EXERCISE: Which lines in the records below contain the word "Salle"? Copy each one out.

RECORDS PROVIDED:
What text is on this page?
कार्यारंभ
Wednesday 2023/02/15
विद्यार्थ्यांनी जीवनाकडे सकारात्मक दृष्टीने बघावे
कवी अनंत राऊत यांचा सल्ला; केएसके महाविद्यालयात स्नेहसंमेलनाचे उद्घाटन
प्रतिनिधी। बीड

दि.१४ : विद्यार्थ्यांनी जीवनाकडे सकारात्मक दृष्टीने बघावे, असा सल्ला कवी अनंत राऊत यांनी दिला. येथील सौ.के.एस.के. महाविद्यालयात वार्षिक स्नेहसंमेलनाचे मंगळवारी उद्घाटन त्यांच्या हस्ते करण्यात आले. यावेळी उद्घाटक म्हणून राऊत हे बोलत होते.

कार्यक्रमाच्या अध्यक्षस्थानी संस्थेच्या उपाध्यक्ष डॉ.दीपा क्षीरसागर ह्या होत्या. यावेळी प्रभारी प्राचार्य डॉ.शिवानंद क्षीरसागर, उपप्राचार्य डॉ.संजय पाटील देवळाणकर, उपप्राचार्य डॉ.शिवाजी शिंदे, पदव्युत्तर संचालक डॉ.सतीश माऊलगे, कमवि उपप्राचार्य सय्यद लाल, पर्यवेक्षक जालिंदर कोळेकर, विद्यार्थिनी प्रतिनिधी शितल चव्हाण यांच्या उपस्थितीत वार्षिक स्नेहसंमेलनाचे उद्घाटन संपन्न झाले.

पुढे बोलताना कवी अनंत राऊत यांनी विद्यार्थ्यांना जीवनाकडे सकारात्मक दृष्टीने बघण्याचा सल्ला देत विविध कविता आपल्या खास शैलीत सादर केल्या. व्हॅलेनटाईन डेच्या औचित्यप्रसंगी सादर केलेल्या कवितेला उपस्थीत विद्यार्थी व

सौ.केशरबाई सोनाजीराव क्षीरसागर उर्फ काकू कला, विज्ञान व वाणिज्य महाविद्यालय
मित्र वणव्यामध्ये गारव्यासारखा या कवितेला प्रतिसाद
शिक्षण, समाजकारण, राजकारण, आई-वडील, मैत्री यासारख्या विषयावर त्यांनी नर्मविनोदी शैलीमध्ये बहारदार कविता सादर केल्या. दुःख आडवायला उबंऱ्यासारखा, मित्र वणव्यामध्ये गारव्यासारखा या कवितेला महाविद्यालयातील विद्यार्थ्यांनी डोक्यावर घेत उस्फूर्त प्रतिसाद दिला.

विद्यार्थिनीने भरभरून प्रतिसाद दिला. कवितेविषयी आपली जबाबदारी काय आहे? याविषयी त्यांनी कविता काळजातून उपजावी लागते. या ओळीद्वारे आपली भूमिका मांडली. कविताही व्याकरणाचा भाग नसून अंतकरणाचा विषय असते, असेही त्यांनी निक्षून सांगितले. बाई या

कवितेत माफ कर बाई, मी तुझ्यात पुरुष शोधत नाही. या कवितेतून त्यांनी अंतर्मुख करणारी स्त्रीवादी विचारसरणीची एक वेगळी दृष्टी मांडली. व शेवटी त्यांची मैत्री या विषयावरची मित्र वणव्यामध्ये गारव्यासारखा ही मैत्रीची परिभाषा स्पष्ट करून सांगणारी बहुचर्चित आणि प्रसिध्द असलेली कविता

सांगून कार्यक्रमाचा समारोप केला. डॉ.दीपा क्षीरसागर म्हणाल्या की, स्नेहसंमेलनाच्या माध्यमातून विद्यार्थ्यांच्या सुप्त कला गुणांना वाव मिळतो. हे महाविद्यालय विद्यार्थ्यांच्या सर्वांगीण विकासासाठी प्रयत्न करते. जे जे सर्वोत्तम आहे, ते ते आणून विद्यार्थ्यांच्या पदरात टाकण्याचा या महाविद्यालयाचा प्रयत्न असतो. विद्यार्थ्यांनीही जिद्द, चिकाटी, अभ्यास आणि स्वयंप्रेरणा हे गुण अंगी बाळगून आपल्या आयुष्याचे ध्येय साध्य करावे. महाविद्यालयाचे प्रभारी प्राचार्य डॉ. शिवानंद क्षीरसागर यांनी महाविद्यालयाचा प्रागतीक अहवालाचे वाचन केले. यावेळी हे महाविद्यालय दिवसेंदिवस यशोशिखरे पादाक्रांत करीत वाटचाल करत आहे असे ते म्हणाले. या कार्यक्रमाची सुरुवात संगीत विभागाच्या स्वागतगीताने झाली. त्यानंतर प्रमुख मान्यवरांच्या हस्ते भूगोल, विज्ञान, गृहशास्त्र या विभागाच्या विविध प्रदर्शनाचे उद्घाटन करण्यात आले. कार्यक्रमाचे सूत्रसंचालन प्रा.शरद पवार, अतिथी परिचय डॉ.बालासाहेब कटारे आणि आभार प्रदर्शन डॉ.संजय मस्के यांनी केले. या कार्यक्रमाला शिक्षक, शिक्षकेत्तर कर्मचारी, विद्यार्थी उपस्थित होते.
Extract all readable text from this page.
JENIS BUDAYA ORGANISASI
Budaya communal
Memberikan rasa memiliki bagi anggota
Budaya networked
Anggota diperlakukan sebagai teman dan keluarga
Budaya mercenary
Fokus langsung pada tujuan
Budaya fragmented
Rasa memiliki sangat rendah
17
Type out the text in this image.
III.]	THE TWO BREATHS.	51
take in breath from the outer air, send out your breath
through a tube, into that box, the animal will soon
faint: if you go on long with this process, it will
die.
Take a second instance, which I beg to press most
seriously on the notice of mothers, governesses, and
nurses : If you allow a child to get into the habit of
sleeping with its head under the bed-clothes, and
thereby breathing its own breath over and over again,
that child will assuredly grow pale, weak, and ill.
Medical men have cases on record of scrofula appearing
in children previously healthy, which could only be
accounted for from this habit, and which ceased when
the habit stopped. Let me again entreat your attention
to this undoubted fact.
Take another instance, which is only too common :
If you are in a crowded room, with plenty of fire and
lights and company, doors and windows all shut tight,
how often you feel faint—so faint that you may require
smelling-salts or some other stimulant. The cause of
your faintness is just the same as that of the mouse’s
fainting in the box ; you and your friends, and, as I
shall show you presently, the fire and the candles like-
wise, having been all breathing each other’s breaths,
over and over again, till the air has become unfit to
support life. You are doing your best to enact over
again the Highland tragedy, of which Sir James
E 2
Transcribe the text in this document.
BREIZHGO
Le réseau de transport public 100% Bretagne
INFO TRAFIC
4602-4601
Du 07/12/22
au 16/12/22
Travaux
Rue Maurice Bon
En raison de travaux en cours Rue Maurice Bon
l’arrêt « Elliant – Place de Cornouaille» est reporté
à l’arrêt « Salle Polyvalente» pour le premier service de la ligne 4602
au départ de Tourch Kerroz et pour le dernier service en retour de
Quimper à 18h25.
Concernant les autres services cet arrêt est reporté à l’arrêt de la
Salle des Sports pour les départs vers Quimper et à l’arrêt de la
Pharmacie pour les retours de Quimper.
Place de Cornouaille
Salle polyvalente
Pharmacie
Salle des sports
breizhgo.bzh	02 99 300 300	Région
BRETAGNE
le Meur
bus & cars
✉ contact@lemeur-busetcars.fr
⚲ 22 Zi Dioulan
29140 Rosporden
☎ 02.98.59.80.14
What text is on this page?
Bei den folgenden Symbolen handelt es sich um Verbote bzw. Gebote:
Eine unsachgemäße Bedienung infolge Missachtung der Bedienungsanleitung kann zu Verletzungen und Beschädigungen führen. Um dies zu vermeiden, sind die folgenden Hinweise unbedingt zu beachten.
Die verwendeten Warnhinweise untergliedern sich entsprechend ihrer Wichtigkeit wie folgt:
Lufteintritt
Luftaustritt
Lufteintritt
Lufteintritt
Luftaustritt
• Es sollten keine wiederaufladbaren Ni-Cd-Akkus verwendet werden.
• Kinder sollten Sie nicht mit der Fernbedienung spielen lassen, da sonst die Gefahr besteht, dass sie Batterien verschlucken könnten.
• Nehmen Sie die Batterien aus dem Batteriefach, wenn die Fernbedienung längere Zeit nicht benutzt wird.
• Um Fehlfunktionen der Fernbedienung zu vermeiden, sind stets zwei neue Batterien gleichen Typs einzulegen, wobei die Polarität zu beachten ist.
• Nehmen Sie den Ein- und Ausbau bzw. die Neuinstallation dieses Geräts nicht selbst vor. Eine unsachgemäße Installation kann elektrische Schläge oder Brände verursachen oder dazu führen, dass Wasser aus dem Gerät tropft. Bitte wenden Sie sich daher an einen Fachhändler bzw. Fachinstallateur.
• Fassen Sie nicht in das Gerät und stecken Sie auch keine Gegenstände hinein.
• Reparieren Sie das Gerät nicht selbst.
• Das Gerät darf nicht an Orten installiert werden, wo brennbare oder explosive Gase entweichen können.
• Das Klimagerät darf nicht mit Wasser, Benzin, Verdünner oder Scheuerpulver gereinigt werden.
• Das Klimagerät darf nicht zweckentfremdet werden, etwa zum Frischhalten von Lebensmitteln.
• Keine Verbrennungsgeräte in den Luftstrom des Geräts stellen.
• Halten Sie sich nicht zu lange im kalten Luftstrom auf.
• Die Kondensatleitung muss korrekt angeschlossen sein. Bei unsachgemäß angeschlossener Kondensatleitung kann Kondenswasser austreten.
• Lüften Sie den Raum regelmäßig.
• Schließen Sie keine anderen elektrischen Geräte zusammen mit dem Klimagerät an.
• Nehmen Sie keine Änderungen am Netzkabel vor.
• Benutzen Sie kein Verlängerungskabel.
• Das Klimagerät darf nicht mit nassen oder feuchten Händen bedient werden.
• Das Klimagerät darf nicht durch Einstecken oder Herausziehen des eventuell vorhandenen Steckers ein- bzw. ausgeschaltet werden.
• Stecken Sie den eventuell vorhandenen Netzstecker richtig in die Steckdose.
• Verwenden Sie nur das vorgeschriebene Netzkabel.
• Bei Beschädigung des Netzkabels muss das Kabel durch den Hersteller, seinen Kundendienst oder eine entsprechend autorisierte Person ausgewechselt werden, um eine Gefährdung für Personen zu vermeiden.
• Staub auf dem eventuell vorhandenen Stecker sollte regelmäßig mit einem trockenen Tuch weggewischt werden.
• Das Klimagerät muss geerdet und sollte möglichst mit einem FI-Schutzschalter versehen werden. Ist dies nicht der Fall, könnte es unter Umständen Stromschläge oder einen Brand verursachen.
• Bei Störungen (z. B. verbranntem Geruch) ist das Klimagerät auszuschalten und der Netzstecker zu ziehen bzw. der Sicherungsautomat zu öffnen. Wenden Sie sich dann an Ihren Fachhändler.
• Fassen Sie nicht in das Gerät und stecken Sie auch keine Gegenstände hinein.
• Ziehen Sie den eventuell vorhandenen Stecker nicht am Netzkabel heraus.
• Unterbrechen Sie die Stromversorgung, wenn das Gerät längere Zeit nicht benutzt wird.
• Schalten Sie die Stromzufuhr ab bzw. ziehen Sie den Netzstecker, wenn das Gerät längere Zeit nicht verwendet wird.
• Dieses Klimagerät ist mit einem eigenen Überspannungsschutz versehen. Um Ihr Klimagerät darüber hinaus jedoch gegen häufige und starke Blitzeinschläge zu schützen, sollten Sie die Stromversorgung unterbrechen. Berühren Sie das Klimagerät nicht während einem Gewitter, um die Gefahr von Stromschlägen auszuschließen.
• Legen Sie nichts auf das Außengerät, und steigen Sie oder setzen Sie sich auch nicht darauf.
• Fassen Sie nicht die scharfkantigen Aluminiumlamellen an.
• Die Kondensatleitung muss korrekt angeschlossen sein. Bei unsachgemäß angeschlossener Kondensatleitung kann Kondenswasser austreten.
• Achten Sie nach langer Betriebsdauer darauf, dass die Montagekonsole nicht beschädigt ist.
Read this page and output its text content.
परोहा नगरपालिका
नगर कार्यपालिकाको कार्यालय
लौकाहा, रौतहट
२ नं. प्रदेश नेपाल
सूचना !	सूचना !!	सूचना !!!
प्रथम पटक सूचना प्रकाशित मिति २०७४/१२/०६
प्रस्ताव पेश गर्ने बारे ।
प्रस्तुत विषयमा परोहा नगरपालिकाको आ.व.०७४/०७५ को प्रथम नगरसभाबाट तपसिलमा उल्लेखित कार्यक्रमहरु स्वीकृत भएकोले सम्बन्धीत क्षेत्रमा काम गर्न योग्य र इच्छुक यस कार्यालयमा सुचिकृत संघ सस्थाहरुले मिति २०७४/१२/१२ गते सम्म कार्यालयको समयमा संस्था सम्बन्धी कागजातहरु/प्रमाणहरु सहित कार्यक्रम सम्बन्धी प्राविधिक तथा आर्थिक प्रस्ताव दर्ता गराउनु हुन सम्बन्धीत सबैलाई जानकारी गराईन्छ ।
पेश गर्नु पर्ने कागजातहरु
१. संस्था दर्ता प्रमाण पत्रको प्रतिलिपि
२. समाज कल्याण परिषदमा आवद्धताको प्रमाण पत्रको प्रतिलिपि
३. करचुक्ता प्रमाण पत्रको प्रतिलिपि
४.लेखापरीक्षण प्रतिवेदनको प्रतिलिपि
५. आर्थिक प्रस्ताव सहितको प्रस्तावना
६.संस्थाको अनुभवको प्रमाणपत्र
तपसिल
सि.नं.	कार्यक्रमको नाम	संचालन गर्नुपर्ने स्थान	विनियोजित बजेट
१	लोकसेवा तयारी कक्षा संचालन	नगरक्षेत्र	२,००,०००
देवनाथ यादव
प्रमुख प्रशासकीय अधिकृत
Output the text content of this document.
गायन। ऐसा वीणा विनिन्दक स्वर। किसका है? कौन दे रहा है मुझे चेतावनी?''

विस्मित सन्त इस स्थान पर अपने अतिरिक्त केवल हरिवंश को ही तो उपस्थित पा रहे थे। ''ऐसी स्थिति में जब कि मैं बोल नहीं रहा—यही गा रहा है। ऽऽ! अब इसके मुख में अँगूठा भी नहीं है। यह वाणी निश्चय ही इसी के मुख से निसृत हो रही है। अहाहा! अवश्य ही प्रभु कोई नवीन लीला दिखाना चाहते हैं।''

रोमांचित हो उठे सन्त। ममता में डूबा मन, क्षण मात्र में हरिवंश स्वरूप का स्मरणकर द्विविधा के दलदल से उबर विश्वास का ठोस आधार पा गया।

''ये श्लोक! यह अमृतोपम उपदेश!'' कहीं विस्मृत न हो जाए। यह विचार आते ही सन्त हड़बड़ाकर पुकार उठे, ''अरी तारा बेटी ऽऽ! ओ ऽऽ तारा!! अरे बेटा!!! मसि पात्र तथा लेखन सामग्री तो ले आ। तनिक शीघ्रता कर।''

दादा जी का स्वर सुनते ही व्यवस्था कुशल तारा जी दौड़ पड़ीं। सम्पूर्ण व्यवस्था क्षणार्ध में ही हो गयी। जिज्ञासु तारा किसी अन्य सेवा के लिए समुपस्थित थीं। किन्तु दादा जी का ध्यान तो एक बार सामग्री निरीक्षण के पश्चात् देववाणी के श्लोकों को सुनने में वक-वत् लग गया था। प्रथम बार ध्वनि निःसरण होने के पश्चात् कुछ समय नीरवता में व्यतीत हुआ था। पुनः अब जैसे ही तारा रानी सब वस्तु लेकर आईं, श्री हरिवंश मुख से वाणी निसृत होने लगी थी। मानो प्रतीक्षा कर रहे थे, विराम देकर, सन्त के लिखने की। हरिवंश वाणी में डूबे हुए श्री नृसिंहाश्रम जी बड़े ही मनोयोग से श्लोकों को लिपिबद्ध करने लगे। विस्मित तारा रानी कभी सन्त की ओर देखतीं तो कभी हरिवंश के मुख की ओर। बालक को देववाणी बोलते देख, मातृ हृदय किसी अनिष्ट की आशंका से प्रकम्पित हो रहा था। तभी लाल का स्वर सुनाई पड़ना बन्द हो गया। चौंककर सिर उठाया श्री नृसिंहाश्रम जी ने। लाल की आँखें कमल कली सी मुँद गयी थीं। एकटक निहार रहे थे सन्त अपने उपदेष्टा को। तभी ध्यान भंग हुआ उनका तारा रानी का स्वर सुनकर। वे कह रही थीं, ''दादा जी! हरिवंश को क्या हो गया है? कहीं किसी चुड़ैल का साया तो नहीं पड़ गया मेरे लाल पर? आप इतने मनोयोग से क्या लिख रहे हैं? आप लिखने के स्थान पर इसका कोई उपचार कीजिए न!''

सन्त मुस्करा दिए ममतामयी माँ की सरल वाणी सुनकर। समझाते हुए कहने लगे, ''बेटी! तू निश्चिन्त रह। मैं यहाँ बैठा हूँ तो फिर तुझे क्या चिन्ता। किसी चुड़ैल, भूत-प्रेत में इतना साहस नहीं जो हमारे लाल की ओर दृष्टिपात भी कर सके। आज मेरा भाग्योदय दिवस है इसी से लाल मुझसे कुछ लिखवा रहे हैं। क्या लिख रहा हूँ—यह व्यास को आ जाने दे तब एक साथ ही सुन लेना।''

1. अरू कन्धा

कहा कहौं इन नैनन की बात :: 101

CORRECT RESPONSE:
à l’arrêt « Salle Polyvalente» pour le premier service de la ligne 4602
Salle des Sports pour les départs vers Quimper et à l’arrêt de la
Salle polyvalente
Salle des sports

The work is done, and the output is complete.